# [WHAT YOU ARE ASKED TO DO]
Reproduce the material word for word, from the start of the material through the line that contains "- registration-form: Iscrizione", including both ends.

Dataset excerpt:
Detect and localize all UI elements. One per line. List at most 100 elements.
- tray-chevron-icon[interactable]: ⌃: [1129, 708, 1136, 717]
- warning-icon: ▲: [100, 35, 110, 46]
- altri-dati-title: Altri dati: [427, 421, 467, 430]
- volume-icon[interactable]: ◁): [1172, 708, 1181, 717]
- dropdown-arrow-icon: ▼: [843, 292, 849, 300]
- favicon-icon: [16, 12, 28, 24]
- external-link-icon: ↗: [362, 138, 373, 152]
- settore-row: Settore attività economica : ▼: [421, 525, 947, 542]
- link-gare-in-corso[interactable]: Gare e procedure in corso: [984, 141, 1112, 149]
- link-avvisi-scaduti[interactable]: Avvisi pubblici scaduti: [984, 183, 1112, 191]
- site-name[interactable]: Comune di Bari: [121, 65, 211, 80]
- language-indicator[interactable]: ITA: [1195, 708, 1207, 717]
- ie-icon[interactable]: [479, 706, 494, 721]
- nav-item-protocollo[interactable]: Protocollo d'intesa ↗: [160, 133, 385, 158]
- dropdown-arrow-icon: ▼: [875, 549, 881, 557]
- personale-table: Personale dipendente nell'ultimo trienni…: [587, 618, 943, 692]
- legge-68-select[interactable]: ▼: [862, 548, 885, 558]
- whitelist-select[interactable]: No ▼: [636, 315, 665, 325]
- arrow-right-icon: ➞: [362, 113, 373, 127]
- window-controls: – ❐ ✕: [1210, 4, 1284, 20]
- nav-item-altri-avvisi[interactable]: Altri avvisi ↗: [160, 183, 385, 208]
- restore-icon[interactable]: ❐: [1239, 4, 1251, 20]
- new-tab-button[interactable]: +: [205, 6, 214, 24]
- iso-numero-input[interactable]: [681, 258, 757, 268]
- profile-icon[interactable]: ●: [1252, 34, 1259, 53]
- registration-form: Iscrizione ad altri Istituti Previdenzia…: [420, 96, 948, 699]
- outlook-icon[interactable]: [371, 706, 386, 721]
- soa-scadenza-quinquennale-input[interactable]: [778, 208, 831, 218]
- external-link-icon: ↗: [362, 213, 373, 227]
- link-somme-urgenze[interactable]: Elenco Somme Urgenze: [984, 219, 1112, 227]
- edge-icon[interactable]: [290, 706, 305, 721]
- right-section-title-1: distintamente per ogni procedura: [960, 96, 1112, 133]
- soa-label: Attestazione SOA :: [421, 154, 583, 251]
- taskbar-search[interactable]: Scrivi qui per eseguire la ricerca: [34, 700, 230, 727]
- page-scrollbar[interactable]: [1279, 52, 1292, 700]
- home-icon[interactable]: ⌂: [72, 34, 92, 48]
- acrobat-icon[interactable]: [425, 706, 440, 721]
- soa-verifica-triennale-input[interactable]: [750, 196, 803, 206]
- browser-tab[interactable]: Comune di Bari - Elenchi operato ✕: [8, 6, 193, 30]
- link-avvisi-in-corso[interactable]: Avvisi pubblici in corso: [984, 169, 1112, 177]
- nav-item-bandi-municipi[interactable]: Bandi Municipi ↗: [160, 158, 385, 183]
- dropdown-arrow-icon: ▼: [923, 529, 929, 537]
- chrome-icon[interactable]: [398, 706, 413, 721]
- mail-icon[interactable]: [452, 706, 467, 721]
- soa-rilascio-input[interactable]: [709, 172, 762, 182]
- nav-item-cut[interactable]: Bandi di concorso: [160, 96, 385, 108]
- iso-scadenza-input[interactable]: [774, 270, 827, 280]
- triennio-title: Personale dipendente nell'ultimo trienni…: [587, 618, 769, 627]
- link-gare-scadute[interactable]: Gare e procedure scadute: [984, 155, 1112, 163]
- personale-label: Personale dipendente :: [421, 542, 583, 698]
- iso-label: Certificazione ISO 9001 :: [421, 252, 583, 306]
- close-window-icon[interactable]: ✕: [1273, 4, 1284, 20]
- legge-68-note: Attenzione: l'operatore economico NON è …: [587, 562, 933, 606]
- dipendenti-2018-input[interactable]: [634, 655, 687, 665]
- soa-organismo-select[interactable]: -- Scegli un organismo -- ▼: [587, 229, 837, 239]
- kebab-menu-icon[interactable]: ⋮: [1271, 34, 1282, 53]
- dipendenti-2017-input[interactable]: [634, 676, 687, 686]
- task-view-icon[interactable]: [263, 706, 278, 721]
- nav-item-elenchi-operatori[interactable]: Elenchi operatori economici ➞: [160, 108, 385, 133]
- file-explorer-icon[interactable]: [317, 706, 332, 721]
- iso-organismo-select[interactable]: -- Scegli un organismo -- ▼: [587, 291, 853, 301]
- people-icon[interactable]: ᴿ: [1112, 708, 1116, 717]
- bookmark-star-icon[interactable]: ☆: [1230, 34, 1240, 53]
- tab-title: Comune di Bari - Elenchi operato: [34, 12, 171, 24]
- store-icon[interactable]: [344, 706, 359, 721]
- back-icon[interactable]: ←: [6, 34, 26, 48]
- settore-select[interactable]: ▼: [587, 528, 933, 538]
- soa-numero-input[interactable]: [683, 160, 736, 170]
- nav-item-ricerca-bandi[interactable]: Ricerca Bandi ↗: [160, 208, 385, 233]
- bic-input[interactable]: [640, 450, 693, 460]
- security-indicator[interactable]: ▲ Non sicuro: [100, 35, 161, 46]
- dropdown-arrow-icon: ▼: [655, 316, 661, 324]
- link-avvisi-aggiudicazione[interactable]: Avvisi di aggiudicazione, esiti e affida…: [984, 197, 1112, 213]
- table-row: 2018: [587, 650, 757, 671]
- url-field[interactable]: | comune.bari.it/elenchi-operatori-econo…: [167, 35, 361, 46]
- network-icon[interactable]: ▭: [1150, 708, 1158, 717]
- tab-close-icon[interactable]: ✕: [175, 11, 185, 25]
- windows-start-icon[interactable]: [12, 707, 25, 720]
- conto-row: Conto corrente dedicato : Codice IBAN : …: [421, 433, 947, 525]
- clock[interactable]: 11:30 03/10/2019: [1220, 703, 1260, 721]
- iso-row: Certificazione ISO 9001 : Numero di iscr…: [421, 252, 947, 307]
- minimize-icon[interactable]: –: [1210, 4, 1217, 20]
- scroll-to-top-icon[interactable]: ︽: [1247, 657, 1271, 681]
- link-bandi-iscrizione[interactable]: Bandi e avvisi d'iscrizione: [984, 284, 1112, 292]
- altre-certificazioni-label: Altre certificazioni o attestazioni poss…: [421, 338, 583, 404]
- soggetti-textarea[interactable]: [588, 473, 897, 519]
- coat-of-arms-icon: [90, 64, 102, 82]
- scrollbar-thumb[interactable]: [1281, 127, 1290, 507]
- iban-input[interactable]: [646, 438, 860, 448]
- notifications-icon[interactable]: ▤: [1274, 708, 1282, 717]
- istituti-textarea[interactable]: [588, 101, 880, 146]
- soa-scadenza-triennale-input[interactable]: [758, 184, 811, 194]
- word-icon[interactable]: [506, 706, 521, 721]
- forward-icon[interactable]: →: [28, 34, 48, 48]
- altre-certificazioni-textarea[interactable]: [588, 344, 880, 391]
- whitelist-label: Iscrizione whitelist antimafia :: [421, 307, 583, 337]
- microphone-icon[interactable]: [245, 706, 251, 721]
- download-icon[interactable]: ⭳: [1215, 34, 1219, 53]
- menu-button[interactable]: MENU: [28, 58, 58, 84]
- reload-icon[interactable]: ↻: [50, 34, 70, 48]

# [SOLUTION TO THE PROBLEM]
Detect and localize all UI elements. One per line. List at most 100 elements.
- tray-chevron-icon[interactable]: ⌃: [1129, 708, 1136, 717]
- warning-icon: ▲: [100, 35, 110, 46]
- altri-dati-title: Altri dati: [427, 421, 467, 430]
- volume-icon[interactable]: ◁): [1172, 708, 1181, 717]
- dropdown-arrow-icon: ▼: [843, 292, 849, 300]
- favicon-icon: [16, 12, 28, 24]
- external-link-icon: ↗: [362, 138, 373, 152]
- settore-row: Settore attività economica : ▼: [421, 525, 947, 542]
- link-gare-in-corso[interactable]: Gare e procedure in corso: [984, 141, 1112, 149]
- link-avvisi-scaduti[interactable]: Avvisi pubblici scaduti: [984, 183, 1112, 191]
- site-name[interactable]: Comune di Bari: [121, 65, 211, 80]
- language-indicator[interactable]: ITA: [1195, 708, 1207, 717]
- ie-icon[interactable]: [479, 706, 494, 721]
- nav-item-protocollo[interactable]: Protocollo d'intesa ↗: [160, 133, 385, 158]
- dropdown-arrow-icon: ▼: [875, 549, 881, 557]
- personale-table: Personale dipendente nell'ultimo trienni…: [587, 618, 943, 692]
- legge-68-select[interactable]: ▼: [862, 548, 885, 558]
- whitelist-select[interactable]: No ▼: [636, 315, 665, 325]
- arrow-right-icon: ➞: [362, 113, 373, 127]
- window-controls: – ❐ ✕: [1210, 4, 1284, 20]
- nav-item-altri-avvisi[interactable]: Altri avvisi ↗: [160, 183, 385, 208]
- restore-icon[interactable]: ❐: [1239, 4, 1251, 20]
- new-tab-button[interactable]: +: [205, 6, 214, 24]
- iso-numero-input[interactable]: [681, 258, 757, 268]
- profile-icon[interactable]: ●: [1252, 34, 1259, 53]
- registration-form: Iscrizione ad altri Istituti Previdenzia…: [420, 96, 948, 699]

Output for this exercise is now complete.